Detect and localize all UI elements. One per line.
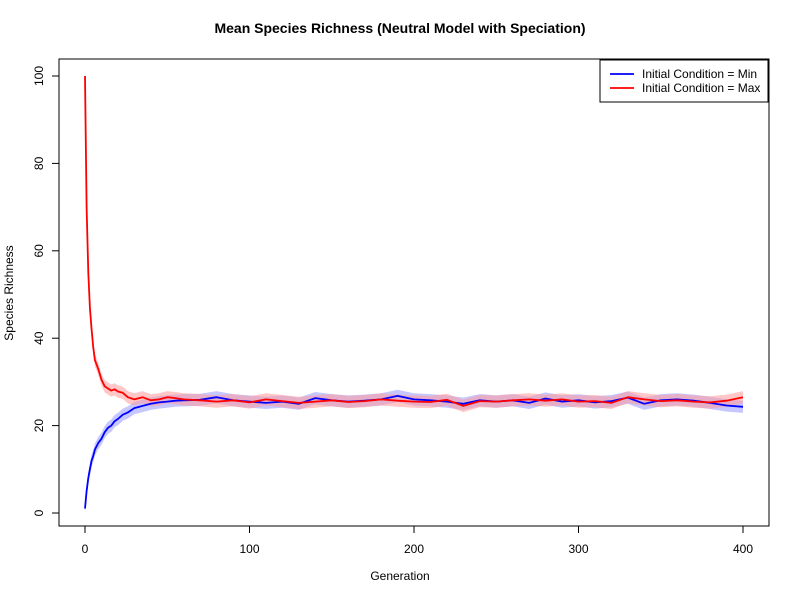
chart-title: Mean Species Richness (Neutral Model wit… [214, 20, 586, 36]
y-tick-label: 100 [32, 66, 46, 86]
y-tick-label: 0 [32, 509, 46, 516]
confidence-bands [85, 69, 743, 513]
series-lines [84, 75, 744, 509]
legend-label-0: Initial Condition = Min [642, 67, 757, 81]
series-line-0 [84, 394, 744, 509]
x-tick-label: 100 [239, 542, 259, 556]
plot-frame [58, 58, 770, 527]
y-tick-label: 40 [32, 331, 46, 345]
x-tick-label: 200 [404, 542, 424, 556]
y-axis: 0 20 40 60 80 100 [32, 66, 60, 516]
x-tick-label: 0 [82, 542, 89, 556]
legend-box [599, 59, 769, 103]
x-axis: 0 100 200 300 400 [82, 525, 753, 556]
x-axis-label: Generation [370, 569, 430, 583]
y-tick-label: 60 [32, 244, 46, 258]
legend-label-1: Initial Condition = Max [642, 81, 760, 95]
y-tick-label: 80 [32, 156, 46, 170]
y-tick-label: 20 [32, 419, 46, 433]
confidence-band-1 [85, 69, 743, 413]
y-axis-label: Species Richness [2, 245, 16, 341]
series-line-1 [84, 75, 744, 407]
x-tick-label: 400 [733, 542, 753, 556]
x-tick-label: 300 [568, 542, 588, 556]
confidence-band-0 [85, 389, 743, 513]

•••••

Consigne: Présentez l'ensemble des lignes ci-dessus sous forme de tableau Markdown à deux colonnes, « N° » pour le numéro et « Texte » pour la ligne, en omettant les lignes vides et les images.

Corrigé:
| N° | Texte |
|---|---|
| 1 | Detect and localize all UI elements. One per line. |
| 2 | chart-title: Mean Species Richness (Neutral Model wit… [214, 20, 586, 36] |
| 3 | y-tick-label: 100 [32, 66, 46, 86] |
| 4 | y-tick-label: 0 [32, 509, 46, 516] |
| 5 | confidence-bands [85, 69, 743, 513] |
| 6 | series-lines [84, 75, 744, 509] |
| 7 | legend-label-0: Initial Condition = Min [642, 67, 757, 81] |
| 8 | series-line-0 [84, 394, 744, 509] |
| 9 | x-tick-label: 100 [239, 542, 259, 556] |
| 10 | plot-frame [58, 58, 770, 527] |
| 11 | y-tick-label: 40 [32, 331, 46, 345] |
| 12 | x-tick-label: 200 [404, 542, 424, 556] |
| 13 | y-axis: 0 20 40 60 80 100 [32, 66, 60, 516] |
| 14 | x-tick-label: 0 [82, 542, 89, 556] |
| 15 | legend-box [599, 59, 769, 103] |
| 16 | x-axis: 0 100 200 300 400 [82, 525, 753, 556] |
| 17 | x-axis-label: Generation [370, 569, 430, 583] |
| 18 | y-tick-label: 60 [32, 244, 46, 258] |
| 19 | legend-label-1: Initial Condition = Max [642, 81, 760, 95] |
| 20 | y-tick-label: 80 [32, 156, 46, 170] |
| 21 | y-tick-label: 20 [32, 419, 46, 433] |
| 22 | confidence-band-1 [85, 69, 743, 413] |
| 23 | y-axis-label: Species Richness [2, 245, 16, 341] |
| 24 | series-line-1 [84, 75, 744, 407] |
| 25 | x-tick-label: 400 [733, 542, 753, 556] |
| 26 | x-tick-label: 300 [568, 542, 588, 556] |
| 27 | confidence-band-0 [85, 389, 743, 513] |